Source records:

____________________

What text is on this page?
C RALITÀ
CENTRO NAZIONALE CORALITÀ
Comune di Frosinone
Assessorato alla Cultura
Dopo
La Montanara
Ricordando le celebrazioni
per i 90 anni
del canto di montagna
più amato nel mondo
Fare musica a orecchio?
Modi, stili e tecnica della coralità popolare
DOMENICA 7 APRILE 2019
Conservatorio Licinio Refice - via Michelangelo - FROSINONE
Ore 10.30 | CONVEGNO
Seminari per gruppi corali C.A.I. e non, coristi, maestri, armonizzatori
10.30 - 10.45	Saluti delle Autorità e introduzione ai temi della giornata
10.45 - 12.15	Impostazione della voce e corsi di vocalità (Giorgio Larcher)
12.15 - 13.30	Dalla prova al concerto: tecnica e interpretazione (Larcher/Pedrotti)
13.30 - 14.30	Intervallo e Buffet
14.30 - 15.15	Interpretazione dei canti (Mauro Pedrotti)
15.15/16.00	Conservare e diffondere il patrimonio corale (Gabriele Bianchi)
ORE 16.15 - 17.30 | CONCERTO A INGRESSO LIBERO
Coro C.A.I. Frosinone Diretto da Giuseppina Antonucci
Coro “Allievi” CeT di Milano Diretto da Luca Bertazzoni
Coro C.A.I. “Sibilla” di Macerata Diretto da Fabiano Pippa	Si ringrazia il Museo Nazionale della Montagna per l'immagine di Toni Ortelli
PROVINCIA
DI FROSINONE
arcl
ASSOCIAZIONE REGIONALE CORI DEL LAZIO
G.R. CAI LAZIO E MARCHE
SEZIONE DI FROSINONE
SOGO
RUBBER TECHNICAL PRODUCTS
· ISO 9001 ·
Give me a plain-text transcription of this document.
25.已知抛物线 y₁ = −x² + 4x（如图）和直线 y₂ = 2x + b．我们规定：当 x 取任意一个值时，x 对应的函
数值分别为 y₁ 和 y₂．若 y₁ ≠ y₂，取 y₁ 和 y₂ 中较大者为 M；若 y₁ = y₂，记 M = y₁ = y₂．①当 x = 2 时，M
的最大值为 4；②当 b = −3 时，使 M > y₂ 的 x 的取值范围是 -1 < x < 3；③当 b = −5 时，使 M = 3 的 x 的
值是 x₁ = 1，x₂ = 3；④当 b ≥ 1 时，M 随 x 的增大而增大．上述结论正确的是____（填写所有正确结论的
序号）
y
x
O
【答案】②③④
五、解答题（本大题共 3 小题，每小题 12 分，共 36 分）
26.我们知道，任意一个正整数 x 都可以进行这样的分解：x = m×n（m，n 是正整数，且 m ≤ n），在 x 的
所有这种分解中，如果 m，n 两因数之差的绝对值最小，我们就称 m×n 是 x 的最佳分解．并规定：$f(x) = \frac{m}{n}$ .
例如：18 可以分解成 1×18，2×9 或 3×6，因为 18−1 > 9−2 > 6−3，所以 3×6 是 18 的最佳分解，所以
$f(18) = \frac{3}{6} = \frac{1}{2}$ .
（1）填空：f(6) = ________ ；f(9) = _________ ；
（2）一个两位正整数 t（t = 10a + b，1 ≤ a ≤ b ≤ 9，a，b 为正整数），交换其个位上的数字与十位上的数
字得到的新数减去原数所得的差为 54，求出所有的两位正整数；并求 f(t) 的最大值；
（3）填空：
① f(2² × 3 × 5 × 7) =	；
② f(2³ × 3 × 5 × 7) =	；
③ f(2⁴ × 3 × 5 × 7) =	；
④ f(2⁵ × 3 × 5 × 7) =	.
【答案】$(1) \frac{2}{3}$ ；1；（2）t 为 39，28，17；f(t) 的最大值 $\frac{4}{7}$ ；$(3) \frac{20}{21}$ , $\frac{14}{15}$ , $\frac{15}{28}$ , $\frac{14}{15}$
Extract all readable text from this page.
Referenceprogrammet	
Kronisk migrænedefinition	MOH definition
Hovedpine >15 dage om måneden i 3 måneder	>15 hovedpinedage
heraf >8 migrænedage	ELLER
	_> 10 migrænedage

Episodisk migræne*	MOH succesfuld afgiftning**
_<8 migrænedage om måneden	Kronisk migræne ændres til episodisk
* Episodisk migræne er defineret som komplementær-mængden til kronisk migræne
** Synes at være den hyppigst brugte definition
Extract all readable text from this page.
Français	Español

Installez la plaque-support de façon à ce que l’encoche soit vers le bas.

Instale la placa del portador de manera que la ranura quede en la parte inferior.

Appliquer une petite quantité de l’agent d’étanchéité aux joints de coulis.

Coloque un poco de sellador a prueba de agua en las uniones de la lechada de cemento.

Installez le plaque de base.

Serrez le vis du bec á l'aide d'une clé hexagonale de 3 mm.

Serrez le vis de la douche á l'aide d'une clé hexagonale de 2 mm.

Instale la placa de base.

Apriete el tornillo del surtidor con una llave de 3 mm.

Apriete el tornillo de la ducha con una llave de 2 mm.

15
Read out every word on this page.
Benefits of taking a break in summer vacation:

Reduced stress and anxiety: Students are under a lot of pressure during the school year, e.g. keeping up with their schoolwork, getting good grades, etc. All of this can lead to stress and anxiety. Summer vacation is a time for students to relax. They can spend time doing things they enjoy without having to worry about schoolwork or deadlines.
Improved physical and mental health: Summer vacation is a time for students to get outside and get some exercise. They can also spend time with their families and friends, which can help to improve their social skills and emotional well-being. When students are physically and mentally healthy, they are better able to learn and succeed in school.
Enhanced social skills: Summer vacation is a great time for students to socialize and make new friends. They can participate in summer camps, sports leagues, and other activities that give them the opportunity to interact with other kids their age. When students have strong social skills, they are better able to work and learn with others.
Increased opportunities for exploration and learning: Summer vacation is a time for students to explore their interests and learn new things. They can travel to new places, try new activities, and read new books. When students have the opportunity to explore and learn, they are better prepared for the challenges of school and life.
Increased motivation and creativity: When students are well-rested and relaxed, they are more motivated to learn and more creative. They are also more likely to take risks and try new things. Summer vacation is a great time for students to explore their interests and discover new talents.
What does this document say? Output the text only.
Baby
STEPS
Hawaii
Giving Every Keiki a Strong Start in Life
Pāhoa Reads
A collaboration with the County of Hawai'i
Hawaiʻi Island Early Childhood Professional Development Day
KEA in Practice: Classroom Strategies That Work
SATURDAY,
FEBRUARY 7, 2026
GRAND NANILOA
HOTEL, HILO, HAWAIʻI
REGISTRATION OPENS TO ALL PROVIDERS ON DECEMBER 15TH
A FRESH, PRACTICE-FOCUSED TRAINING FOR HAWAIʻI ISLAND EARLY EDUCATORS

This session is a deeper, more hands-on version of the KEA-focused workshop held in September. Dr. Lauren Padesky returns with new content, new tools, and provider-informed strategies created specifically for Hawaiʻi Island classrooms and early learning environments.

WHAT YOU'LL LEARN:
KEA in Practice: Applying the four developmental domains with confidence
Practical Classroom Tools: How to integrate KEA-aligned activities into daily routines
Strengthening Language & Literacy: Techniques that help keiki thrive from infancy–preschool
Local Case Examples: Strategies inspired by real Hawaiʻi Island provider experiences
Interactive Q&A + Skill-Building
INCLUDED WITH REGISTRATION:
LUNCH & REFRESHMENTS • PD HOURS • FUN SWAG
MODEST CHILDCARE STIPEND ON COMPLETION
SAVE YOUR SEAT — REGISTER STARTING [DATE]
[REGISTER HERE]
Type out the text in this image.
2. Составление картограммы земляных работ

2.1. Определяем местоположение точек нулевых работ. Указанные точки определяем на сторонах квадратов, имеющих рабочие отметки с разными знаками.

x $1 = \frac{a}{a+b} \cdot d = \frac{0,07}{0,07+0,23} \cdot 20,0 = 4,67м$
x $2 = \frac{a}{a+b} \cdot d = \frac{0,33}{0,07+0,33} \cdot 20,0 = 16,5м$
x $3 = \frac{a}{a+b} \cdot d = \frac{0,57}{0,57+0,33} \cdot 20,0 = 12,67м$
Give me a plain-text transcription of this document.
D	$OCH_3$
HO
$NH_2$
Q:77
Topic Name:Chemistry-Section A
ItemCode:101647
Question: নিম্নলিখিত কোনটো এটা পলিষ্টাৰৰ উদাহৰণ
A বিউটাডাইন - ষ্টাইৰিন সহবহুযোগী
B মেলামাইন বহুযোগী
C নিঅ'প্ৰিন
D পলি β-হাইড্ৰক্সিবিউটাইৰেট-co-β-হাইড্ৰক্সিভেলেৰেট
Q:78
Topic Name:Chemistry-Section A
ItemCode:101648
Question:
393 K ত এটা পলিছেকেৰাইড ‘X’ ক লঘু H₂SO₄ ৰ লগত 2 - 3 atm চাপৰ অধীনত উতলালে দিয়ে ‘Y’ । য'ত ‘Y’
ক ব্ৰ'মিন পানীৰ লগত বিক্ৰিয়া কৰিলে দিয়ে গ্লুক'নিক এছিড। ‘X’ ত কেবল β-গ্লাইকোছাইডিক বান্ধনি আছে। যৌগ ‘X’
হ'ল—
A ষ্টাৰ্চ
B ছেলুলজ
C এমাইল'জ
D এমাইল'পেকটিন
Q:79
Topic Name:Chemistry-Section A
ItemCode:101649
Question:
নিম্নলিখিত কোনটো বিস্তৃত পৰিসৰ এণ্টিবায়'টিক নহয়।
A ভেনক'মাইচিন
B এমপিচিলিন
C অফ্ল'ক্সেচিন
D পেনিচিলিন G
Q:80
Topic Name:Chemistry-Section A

____________________

What you need to do |
Figure out how many lines above include the string "migrænedage", then report that number and nothing else.

Complete response |
3